■ Prompt:
Quote, without change, all of the lines that follow.

[Data records]
* start *

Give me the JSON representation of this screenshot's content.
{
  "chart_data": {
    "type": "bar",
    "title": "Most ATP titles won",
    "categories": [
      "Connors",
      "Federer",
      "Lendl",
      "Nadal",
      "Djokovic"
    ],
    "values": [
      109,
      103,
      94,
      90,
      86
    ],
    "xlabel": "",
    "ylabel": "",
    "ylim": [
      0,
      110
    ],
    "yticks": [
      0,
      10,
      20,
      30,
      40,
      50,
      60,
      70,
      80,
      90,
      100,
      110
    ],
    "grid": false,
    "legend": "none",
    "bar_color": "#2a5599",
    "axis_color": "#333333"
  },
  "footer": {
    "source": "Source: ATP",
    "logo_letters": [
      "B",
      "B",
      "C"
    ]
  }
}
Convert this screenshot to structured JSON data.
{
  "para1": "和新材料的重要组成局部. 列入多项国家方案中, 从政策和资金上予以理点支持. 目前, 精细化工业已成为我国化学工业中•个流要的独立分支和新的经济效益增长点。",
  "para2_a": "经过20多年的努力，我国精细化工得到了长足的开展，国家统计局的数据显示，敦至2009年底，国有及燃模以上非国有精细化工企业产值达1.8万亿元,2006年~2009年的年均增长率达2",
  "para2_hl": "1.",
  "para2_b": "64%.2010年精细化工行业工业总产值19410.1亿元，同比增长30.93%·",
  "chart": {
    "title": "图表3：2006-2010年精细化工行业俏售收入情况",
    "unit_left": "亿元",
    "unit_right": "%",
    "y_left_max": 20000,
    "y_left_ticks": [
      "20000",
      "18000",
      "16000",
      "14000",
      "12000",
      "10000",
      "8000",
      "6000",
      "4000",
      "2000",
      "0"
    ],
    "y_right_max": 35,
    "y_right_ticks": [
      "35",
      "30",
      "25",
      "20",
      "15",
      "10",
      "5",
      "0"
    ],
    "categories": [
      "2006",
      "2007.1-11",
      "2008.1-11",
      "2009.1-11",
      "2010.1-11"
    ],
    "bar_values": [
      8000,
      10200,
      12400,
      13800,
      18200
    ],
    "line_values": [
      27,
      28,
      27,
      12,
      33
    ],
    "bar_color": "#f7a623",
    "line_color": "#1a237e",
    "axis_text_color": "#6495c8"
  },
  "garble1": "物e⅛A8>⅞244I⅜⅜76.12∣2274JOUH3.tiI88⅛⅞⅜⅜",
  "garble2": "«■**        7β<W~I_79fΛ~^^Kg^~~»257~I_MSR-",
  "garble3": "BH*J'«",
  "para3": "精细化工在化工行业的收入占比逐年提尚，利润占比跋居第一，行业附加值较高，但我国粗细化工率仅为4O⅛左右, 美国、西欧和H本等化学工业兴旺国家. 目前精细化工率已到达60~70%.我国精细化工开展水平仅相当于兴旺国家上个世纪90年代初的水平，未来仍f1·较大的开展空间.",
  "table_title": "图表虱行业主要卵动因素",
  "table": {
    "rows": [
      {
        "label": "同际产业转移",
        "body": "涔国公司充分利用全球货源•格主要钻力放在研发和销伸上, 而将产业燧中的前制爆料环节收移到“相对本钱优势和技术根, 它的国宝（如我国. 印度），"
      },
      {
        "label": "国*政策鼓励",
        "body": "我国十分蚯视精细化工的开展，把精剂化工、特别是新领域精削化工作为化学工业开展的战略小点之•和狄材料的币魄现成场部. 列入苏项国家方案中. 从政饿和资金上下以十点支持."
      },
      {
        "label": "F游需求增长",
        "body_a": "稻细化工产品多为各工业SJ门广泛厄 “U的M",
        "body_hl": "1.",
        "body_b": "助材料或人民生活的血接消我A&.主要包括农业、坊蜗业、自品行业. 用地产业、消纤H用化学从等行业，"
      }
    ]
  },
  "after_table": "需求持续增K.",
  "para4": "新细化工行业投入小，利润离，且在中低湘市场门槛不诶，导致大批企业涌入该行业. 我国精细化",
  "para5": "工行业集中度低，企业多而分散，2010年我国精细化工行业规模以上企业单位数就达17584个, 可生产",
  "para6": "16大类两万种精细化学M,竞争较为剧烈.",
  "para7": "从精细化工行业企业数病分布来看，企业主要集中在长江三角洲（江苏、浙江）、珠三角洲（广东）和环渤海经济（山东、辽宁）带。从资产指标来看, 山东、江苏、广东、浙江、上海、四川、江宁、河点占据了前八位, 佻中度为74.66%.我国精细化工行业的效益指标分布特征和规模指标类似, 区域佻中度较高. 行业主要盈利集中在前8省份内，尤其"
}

* end *

■ Finished task:
Give me the JSON representation of this screenshot's content.
{
  "chart_data": {
    "type": "bar",
    "title": "Most ATP titles won",
    "categories": [
      "Connors",
      "Federer",
      "Lendl",
      "Nadal",
      "Djokovic"
    ],
    "values": [
      109,
      103,
      94,
      90,
      86
    ],
    "xlabel": "",
    "ylabel": "",
    "ylim": [
      0,
      110
    ],
    "yticks": [
      0,
      10,
      20,
      30,
      40,
      50,
      60,
      70,
      80,
      90,
      100,
      110
    ],
    "grid": false,
    "legend": "none",
    "bar_color": "#2a5599",
    "axis_color": "#333333"
  },
  "footer": {
    "source": "Source: ATP",
    "logo_letters": [
      "B",
      "B",
      "C"
    ]
  }
}
Convert this screenshot to structured JSON data.
{
  "para1": "和新材料的重要组成局部. 列入多项国家方案中, 从政策和资金上予以理点支持. 目前, 精细化工业已成为我国化学工业中•个流要的独立分支和新的经济效益增长点。",
  "para2_a": "经过20多年的努力，我国精细化工得到了长足的开展，国家统计局的数据显示，敦至2009年底，国有及燃模以上非国有精细化工企业产值达1.8万亿元,2006年~2009年的年均增长率达2",
  "para2_hl": "1.",
  "para2_b": "64%.2010年精细化工行业工业总产值19410.1亿元，同比增长30.93%·",
  "chart": {
    "title": "图表3：2006-2010年精细化工行业俏售收入情况",
    "unit_left": "亿元",
    "unit_right": "%",
    "y_left_max": 20000,
    "y_left_ticks": [
      "20000",
      "18000",
      "16000",
      "14000",
      "12000",
      "10000",
      "8000",
      "6000",
      "4000",
      "2000",
      "0"
    ],
    "y_right_max": 35,
    "y_right_ticks": [
      "35",
      "30",
      "25",
      "20",
      "15",
      "10",
      "5",
      "0"
    ],
    "categories": [
      "2006",
      "2007.1-11",
      "2008.1-11",
      "2009.1-11",
      "2010.1-11"
    ],
    "bar_values": [
      8000,
      10200,
      12400,
      13800,
      18200
    ],
    "line_values": [
      27,
      28,
      27,
      12,
      33
    ],
    "bar_color": "#f7a623",
    "line_color": "#1a237e",
    "axis_text_color": "#6495c8"
  },
  "garble1": "物e⅛A8>⅞244I⅜⅜76.12∣2274JOUH3.tiI88⅛⅞⅜⅜",
  "garble2": "«■**        7β<W~I_79fΛ~^^Kg^~~»257~I_MSR-",
  "garble3": "BH*J'«",
  "para3": "精细化工在化工行业的收入占比逐年提尚，利润占比跋居第一，行业附加值较高，但我国粗细化工率仅为4O⅛左右, 美国、西欧和H本等化学工业兴旺国家. 目前精细化工率已到达60~70%.我国精细化工开展水平仅相当于兴旺国家上个世纪90年代初的水平，未来仍f1·较大的开展空间.",
  "table_title": "图表虱行业主要卵动因素",
  "table": {
    "rows": [
      {
        "label": "同际产业转移",
        "body": "涔国公司充分利用全球货源•格主要钻力放在研发和销伸上, 而将产业燧中的前制爆料环节收移到“相对本钱优势和技术根, 它的国宝（如我国. 印度），"
      },
      {
        "label": "国*政策鼓励",
        "body": "我国十分蚯视精细化工的开展，把精剂化工、特别是新领域精削化工作为化学工业开展的战略小点之•和狄材料的币魄现成场部. 列入苏项国家方案中. 从政饿和资金上下以十点支持."
      },
      {
        "label": "F游需求增长",
        "body_a": "稻细化工产品多为各工业SJ门广泛厄 “U的M",
        "body_hl": "1.",
        "body_b": "助材料或人民生活的血接消我A&.主要包括农业、坊蜗业、自品行业. 用地产业、消纤H用化学从等行业，"
      }
    ]
  },
  "after_table": "需求持续增K.",
  "para4": "新细化工行业投入小，利润离，且在中低湘市场门槛不诶，导致大批企业涌入该行业. 我国精细化",
  "para5": "工行业集中度低，企业多而分散，2010年我国精细化工行业规模以上企业单位数就达17584个, 可生产",
  "para6": "16大类两万种精细化学M,竞争较为剧烈.",
  "para7": "从精细化工行业企业数病分布来看，企业主要集中在长江三角洲（江苏、浙江）、珠三角洲（广东）和环渤海经济（山东、辽宁）带。从资产指标来看, 山东、江苏、广东、浙江、上海、四川、江宁、河点占据了前八位, 佻中度为74.66%.我国精细化工行业的效益指标分布特征和规模指标类似, 区域佻中度较高. 行业主要盈利集中在前8省份内，尤其"
}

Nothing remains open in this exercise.